Extract all lines that hold "JSON" from the records below.

--------------------------------------------------

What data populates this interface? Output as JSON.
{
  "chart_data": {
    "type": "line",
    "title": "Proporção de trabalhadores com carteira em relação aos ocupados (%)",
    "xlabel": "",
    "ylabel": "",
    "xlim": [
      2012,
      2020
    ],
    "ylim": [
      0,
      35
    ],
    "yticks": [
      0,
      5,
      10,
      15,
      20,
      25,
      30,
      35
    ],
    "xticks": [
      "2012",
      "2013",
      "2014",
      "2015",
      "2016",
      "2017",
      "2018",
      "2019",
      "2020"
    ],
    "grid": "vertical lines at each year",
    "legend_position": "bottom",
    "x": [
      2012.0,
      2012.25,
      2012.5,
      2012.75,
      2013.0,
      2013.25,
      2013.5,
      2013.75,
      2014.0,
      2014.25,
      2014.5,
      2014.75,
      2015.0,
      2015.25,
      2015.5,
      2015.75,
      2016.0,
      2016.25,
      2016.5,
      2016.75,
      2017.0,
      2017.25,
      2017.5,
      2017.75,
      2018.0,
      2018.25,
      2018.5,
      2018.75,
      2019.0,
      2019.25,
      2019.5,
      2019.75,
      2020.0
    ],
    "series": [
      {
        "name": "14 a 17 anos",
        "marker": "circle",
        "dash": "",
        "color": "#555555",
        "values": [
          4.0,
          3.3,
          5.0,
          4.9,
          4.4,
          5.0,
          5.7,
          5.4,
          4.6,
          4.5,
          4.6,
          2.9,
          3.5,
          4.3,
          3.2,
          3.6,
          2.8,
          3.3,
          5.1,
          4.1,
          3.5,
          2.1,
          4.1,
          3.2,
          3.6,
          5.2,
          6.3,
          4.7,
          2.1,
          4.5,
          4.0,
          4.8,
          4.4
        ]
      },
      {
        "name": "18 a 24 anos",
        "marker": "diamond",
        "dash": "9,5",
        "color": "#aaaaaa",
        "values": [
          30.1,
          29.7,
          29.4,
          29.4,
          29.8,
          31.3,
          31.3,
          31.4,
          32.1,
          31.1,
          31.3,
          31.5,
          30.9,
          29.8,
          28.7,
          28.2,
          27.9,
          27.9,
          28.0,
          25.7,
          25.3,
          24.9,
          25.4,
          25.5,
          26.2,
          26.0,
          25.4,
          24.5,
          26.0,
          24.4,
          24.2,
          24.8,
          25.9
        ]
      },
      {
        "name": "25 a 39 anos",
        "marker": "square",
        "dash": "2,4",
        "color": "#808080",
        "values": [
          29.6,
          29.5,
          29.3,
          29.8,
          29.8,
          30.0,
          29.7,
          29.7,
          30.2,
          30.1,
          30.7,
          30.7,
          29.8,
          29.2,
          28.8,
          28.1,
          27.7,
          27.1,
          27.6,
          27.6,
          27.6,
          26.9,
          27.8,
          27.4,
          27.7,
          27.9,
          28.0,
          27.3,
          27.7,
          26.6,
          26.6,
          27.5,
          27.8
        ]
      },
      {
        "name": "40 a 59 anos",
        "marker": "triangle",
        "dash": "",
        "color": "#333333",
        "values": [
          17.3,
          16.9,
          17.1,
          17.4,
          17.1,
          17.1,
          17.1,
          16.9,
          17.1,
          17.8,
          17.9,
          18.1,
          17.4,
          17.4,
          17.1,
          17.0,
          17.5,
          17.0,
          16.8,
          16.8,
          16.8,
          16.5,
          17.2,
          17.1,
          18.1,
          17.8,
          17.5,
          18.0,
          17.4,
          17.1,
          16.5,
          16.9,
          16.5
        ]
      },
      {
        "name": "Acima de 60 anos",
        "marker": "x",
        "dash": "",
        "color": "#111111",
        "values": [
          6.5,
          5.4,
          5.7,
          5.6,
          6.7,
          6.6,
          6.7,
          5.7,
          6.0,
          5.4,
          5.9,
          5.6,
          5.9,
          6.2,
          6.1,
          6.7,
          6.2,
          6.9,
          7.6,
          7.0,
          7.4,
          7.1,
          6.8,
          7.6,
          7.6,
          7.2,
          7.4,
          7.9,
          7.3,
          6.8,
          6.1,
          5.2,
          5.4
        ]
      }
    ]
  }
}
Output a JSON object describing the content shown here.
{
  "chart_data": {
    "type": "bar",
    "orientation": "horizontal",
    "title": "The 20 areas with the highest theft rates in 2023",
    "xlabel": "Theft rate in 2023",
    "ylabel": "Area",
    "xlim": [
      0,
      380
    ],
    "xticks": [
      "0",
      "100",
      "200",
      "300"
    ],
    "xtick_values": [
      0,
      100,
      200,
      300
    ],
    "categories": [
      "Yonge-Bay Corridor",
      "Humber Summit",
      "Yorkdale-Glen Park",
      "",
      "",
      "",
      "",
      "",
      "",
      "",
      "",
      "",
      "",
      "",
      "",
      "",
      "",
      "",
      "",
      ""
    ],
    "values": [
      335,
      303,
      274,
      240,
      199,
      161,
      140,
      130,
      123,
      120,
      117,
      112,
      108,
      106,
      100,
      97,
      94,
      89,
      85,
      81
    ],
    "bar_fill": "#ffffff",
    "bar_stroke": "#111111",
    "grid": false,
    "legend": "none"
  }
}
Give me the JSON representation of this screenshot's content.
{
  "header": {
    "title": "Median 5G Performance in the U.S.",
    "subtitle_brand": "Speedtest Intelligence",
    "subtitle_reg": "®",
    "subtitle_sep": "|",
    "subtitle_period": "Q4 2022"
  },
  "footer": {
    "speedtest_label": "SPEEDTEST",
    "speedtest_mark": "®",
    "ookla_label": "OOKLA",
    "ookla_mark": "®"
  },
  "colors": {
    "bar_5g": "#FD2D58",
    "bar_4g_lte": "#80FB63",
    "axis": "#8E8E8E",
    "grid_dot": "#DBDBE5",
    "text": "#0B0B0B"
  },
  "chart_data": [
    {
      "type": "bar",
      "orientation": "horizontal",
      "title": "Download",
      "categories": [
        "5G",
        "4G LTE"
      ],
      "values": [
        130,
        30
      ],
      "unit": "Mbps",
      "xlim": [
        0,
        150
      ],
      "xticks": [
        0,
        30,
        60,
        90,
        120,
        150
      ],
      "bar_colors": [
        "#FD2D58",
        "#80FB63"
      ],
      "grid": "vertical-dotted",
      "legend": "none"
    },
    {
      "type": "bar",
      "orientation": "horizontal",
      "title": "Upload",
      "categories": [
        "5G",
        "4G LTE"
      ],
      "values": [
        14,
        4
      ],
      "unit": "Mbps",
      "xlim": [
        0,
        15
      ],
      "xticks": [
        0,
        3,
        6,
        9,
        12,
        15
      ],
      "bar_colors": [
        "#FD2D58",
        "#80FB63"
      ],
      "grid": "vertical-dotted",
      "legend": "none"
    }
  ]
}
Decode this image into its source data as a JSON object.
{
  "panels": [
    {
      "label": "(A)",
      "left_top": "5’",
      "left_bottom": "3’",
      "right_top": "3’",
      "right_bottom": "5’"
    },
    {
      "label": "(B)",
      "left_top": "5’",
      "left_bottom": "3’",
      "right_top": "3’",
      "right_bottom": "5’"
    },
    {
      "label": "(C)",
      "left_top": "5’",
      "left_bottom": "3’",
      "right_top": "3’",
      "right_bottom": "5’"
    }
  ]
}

--------------------------------------------------

→ **THE SOLUTION**
What data populates this interface? Output as JSON.
Output a JSON object describing the content shown here.
Give me the JSON representation of this screenshot's content.
Decode this image into its source data as a JSON object.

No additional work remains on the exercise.